TASK PROMPT:
Wherever "profunda" appears in a line, list that line.

Records excerpted from a collection:
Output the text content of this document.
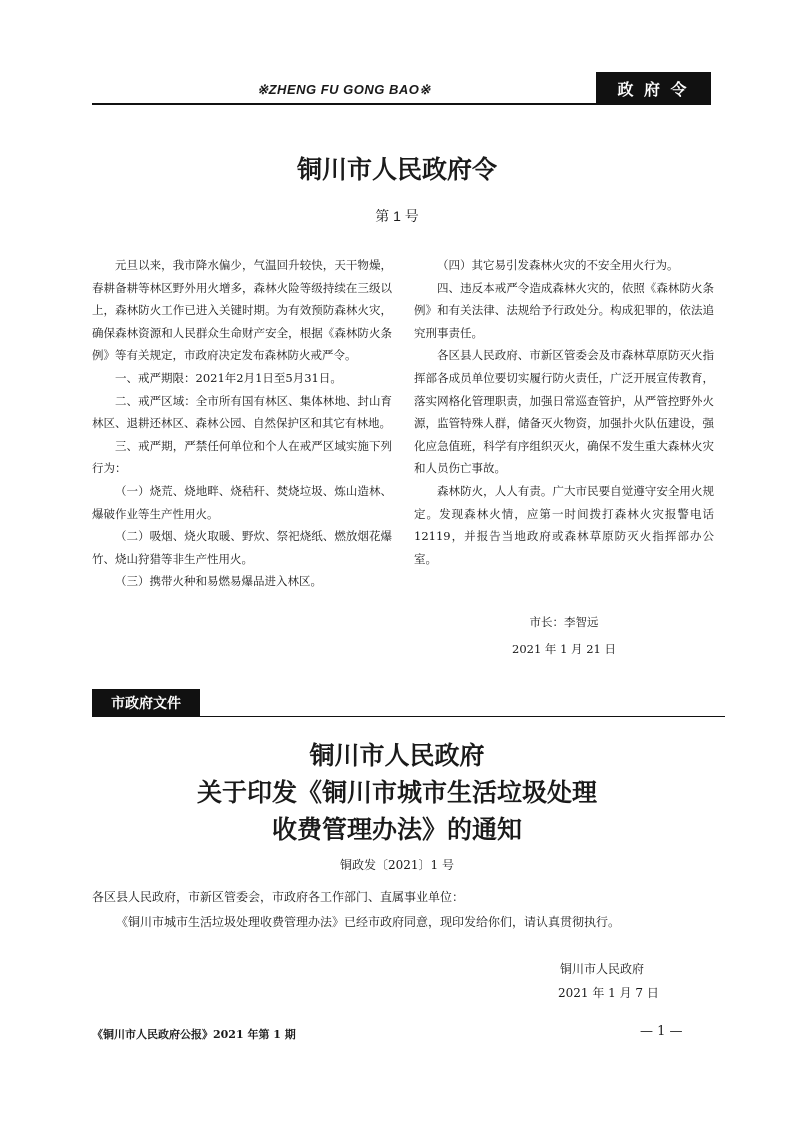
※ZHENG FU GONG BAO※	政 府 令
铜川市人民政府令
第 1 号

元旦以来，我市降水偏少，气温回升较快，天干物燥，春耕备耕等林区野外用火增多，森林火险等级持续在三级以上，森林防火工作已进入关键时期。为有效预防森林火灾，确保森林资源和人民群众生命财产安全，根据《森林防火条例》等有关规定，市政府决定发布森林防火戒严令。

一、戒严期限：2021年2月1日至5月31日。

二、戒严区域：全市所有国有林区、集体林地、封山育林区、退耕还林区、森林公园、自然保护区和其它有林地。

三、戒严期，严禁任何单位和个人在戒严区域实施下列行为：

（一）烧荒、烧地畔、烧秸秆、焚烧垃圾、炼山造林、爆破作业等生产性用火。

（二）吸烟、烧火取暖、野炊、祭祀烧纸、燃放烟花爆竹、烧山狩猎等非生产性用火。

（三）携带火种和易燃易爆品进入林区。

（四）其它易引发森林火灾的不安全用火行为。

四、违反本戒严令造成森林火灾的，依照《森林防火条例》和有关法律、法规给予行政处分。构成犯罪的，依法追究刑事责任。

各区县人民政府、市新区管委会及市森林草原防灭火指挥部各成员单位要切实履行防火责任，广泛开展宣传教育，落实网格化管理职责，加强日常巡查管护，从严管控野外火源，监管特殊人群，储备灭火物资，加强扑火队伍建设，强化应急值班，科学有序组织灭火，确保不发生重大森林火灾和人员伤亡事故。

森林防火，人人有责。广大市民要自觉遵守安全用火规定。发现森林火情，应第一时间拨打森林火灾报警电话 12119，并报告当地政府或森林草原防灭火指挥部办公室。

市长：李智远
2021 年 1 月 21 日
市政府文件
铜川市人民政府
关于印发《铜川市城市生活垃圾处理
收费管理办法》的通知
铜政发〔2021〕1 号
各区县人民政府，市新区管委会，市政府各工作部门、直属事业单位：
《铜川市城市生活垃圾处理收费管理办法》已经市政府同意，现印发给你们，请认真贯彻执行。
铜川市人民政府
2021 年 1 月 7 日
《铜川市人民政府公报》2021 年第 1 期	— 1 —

---

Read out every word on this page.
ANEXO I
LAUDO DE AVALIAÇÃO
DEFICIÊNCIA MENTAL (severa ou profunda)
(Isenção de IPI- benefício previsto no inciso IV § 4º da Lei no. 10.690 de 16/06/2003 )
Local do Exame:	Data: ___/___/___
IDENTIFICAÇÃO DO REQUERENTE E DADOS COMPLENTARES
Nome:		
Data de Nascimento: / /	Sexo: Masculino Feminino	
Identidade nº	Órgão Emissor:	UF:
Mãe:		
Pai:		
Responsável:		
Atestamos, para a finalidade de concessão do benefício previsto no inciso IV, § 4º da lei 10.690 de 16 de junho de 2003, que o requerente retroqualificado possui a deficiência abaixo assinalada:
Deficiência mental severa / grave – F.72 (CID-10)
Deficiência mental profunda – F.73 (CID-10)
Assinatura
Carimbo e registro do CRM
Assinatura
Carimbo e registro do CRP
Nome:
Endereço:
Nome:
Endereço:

EXPECTED OUTPUT:
DEFICIÊNCIA MENTAL (severa ou profunda)
Deficiência mental profunda – F.73 (CID-10)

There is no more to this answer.